▸ **THE EXERCISE**:
Transcribe the entries that follow, word for word.

*****

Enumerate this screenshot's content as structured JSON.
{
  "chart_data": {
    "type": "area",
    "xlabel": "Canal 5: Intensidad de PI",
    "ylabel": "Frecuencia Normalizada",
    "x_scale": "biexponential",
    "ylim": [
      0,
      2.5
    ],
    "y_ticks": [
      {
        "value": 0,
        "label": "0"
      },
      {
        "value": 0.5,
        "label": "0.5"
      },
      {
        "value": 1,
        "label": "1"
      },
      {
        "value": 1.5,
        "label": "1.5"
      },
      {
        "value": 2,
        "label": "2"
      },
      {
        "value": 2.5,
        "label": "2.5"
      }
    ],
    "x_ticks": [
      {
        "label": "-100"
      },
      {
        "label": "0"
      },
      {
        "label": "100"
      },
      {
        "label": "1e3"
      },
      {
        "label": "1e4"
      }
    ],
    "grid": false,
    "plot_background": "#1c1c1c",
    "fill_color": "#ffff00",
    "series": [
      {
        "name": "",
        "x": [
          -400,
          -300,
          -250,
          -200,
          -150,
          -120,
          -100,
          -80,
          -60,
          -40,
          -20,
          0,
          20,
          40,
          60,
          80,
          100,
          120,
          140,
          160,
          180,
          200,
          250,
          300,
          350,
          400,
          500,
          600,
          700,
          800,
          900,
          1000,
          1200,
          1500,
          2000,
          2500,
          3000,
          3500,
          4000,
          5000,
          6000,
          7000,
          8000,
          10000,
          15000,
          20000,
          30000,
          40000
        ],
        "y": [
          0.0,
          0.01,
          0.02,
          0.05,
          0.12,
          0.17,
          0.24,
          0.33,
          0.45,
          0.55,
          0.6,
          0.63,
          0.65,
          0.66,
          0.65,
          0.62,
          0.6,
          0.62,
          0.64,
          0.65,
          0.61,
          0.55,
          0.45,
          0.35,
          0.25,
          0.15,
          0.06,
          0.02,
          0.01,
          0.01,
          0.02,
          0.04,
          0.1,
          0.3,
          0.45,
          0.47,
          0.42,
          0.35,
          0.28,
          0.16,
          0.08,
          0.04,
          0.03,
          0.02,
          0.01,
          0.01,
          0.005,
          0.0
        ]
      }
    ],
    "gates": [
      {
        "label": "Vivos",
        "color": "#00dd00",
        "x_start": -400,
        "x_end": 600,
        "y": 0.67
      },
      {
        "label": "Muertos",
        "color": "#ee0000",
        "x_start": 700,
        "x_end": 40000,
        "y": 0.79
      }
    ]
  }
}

*****

▸ **CORRECT OUTPUT**:
Enumerate this screenshot's content as structured JSON.
{
  "chart_data": {
    "type": "area",
    "xlabel": "Canal 5: Intensidad de PI",
    "ylabel": "Frecuencia Normalizada",
    "x_scale": "biexponential",
    "ylim": [
      0,
      2.5
    ],
    "y_ticks": [
      {
        "value": 0,
        "label": "0"
      },
      {
        "value": 0.5,
        "label": "0.5"
      },
      {
        "value": 1,
        "label": "1"
      },
      {
        "value": 1.5,
        "label": "1.5"
      },
      {
        "value": 2,
        "label": "2"
      },
      {
        "value": 2.5,
        "label": "2.5"
      }
    ],
    "x_ticks": [
      {
        "label": "-100"
      },
      {
        "label": "0"
      },
      {
        "label": "100"
      },
      {
        "label": "1e3"
      },
      {
        "label": "1e4"
      }
    ],
    "grid": false,
    "plot_background": "#1c1c1c",
    "fill_color": "#ffff00",
    "series": [
      {
        "name": "",
        "x": [
          -400,
          -300,
          -250,
          -200,
          -150,
          -120,
          -100,
          -80,
          -60,
          -40,
          -20,
          0,
          20,
          40,
          60,
          80,
          100,
          120,
          140,
          160,
          180,
          200,
          250,
          300,
          350,
          400,
          500,
          600,
          700,
          800,
          900,
          1000,
          1200,
          1500,
          2000,
          2500,
          3000,
          3500,
          4000,
          5000,
          6000,
          7000,
          8000,
          10000,
          15000,
          20000,
          30000,
          40000
        ],
        "y": [
          0.0,
          0.01,
          0.02,
          0.05,
          0.12,
          0.17,
          0.24,
          0.33,
          0.45,
          0.55,
          0.6,
          0.63,
          0.65,
          0.66,
          0.65,
          0.62,
          0.6,
          0.62,
          0.64,
          0.65,
          0.61,
          0.55,
          0.45,
          0.35,
          0.25,
          0.15,
          0.06,
          0.02,
          0.01,
          0.01,
          0.02,
          0.04,
          0.1,
          0.3,
          0.45,
          0.47,
          0.42,
          0.35,
          0.28,
          0.16,
          0.08,
          0.04,
          0.03,
          0.02,
          0.01,
          0.01,
          0.005,
          0.0
        ]
      }
    ],
    "gates": [
      {
        "label": "Vivos",
        "color": "#00dd00",
        "x_start": -400,
        "x_end": 600,
        "y": 0.67
      },
      {
        "label": "Muertos",
        "color": "#ee0000",
        "x_start": 700,
        "x_end": 40000,
        "y": 0.79
      }
    ]
  }
}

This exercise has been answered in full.